TASK REQUIREMENTS: Every record below is to be retyped exactly.

PROVIDED MATERIAL:
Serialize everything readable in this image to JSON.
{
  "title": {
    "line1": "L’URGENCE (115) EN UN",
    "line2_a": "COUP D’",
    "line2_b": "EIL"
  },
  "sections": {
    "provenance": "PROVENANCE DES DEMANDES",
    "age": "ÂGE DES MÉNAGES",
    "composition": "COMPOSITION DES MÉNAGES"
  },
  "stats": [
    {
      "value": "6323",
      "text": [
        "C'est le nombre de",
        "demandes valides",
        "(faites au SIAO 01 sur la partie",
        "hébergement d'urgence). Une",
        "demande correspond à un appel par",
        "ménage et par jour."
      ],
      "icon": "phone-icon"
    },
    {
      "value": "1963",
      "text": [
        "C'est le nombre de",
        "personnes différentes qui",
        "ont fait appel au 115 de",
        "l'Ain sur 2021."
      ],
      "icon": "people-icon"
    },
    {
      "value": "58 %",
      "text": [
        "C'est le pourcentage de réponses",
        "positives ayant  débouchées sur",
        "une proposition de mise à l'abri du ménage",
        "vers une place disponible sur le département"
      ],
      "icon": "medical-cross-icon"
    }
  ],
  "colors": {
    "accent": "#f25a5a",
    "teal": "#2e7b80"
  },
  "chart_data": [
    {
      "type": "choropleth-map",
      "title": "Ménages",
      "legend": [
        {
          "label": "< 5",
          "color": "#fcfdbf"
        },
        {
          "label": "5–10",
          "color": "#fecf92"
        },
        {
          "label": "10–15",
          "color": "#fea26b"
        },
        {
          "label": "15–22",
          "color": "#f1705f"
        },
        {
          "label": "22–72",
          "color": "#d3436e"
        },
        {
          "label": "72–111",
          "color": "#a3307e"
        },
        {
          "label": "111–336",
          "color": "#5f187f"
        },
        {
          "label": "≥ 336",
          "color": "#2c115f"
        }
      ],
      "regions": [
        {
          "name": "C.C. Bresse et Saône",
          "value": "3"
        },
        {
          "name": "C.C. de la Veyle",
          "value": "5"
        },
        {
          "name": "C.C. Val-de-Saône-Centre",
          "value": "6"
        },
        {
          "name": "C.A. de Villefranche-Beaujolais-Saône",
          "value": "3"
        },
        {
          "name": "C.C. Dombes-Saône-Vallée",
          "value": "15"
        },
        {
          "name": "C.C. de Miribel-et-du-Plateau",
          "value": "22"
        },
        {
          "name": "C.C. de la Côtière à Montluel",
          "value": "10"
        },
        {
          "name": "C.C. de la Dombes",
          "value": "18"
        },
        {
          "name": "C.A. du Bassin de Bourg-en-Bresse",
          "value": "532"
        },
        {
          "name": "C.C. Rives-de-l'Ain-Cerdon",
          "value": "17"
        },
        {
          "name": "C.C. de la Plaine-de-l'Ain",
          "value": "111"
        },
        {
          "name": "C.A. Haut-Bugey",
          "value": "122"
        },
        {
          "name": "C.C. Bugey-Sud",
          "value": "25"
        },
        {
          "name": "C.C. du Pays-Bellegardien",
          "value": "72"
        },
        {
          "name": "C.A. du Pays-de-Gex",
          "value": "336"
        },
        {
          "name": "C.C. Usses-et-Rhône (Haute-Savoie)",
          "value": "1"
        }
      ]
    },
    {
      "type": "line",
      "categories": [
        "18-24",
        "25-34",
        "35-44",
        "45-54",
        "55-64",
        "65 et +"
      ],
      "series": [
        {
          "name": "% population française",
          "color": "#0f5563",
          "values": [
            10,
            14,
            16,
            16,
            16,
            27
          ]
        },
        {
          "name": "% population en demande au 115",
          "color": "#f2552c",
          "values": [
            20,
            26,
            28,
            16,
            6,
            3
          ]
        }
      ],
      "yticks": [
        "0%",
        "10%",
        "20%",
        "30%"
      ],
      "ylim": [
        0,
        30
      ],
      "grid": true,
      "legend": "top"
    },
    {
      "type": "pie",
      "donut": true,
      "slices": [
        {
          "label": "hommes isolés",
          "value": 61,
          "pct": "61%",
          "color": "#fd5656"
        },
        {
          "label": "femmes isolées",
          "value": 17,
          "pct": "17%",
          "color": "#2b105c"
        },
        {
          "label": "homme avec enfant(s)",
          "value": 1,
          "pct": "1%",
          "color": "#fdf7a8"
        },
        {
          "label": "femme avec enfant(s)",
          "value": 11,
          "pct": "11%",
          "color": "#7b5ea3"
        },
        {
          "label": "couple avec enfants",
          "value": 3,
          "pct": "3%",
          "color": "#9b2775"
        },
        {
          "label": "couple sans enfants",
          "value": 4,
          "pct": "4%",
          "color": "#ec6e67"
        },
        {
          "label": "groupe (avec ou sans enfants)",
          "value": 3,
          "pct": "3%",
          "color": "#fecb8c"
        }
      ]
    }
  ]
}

THE ANSWER:
Serialize everything readable in this image to JSON.
{
  "title": {
    "line1": "L’URGENCE (115) EN UN",
    "line2_a": "COUP D’",
    "line2_b": "EIL"
  },
  "sections": {
    "provenance": "PROVENANCE DES DEMANDES",
    "age": "ÂGE DES MÉNAGES",
    "composition": "COMPOSITION DES MÉNAGES"
  },
  "stats": [
    {
      "value": "6323",
      "text": [
        "C'est le nombre de",
        "demandes valides",
        "(faites au SIAO 01 sur la partie",
        "hébergement d'urgence). Une",
        "demande correspond à un appel par",
        "ménage et par jour."
      ],
      "icon": "phone-icon"
    },
    {
      "value": "1963",
      "text": [
        "C'est le nombre de",
        "personnes différentes qui",
        "ont fait appel au 115 de",
        "l'Ain sur 2021."
      ],
      "icon": "people-icon"
    },
    {
      "value": "58 %",
      "text": [
        "C'est le pourcentage de réponses",
        "positives ayant  débouchées sur",
        "une proposition de mise à l'abri du ménage",
        "vers une place disponible sur le département"
      ],
      "icon": "medical-cross-icon"
    }
  ],
  "colors": {
    "accent": "#f25a5a",
    "teal": "#2e7b80"
  },
  "chart_data": [
    {
      "type": "choropleth-map",
      "title": "Ménages",
      "legend": [
        {
          "label": "< 5",
          "color": "#fcfdbf"
        },
        {
          "label": "5–10",
          "color": "#fecf92"
        },
        {
          "label": "10–15",
          "color": "#fea26b"
        },
        {
          "label": "15–22",
          "color": "#f1705f"
        },
        {
          "label": "22–72",
          "color": "#d3436e"
        },
        {
          "label": "72–111",
          "color": "#a3307e"
        },
        {
          "label": "111–336",
          "color": "#5f187f"
        },
        {
          "label": "≥ 336",
          "color": "#2c115f"
        }
      ],
      "regions": [
        {
          "name": "C.C. Bresse et Saône",
          "value": "3"
        },
        {
          "name": "C.C. de la Veyle",
          "value": "5"
        },
        {
          "name": "C.C. Val-de-Saône-Centre",
          "value": "6"
        },
        {
          "name": "C.A. de Villefranche-Beaujolais-Saône",
          "value": "3"
        },
        {
          "name": "C.C. Dombes-Saône-Vallée",
          "value": "15"
        },
        {
          "name": "C.C. de Miribel-et-du-Plateau",
          "value": "22"
        },
        {
          "name": "C.C. de la Côtière à Montluel",
          "value": "10"
        },
        {
          "name": "C.C. de la Dombes",
          "value": "18"
        },
        {
          "name": "C.A. du Bassin de Bourg-en-Bresse",
          "value": "532"
        },
        {
          "name": "C.C. Rives-de-l'Ain-Cerdon",
          "value": "17"
        },
        {
          "name": "C.C. de la Plaine-de-l'Ain",
          "value": "111"
        },
        {
          "name": "C.A. Haut-Bugey",
          "value": "122"
        },
        {
          "name": "C.C. Bugey-Sud",
          "value": "25"
        },
        {
          "name": "C.C. du Pays-Bellegardien",
          "value": "72"
        },
        {
          "name": "C.A. du Pays-de-Gex",
          "value": "336"
        },
        {
          "name": "C.C. Usses-et-Rhône (Haute-Savoie)",
          "value": "1"
        }
      ]
    },
    {
      "type": "line",
      "categories": [
        "18-24",
        "25-34",
        "35-44",
        "45-54",
        "55-64",
        "65 et +"
      ],
      "series": [
        {
          "name": "% population française",
          "color": "#0f5563",
          "values": [
            10,
            14,
            16,
            16,
            16,
            27
          ]
        },
        {
          "name": "% population en demande au 115",
          "color": "#f2552c",
          "values": [
            20,
            26,
            28,
            16,
            6,
            3
          ]
        }
      ],
      "yticks": [
        "0%",
        "10%",
        "20%",
        "30%"
      ],
      "ylim": [
        0,
        30
      ],
      "grid": true,
      "legend": "top"
    },
    {
      "type": "pie",
      "donut": true,
      "slices": [
        {
          "label": "hommes isolés",
          "value": 61,
          "pct": "61%",
          "color": "#fd5656"
        },
        {
          "label": "femmes isolées",
          "value": 17,
          "pct": "17%",
          "color": "#2b105c"
        },
        {
          "label": "homme avec enfant(s)",
          "value": 1,
          "pct": "1%",
          "color": "#fdf7a8"
        },
        {
          "label": "femme avec enfant(s)",
          "value": 11,
          "pct": "11%",
          "color": "#7b5ea3"
        },
        {
          "label": "couple avec enfants",
          "value": 3,
          "pct": "3%",
          "color": "#9b2775"
        },
        {
          "label": "couple sans enfants",
          "value": 4,
          "pct": "4%",
          "color": "#ec6e67"
        },
        {
          "label": "groupe (avec ou sans enfants)",
          "value": 3,
          "pct": "3%",
          "color": "#fecb8c"
        }
      ]
    }
  ]
}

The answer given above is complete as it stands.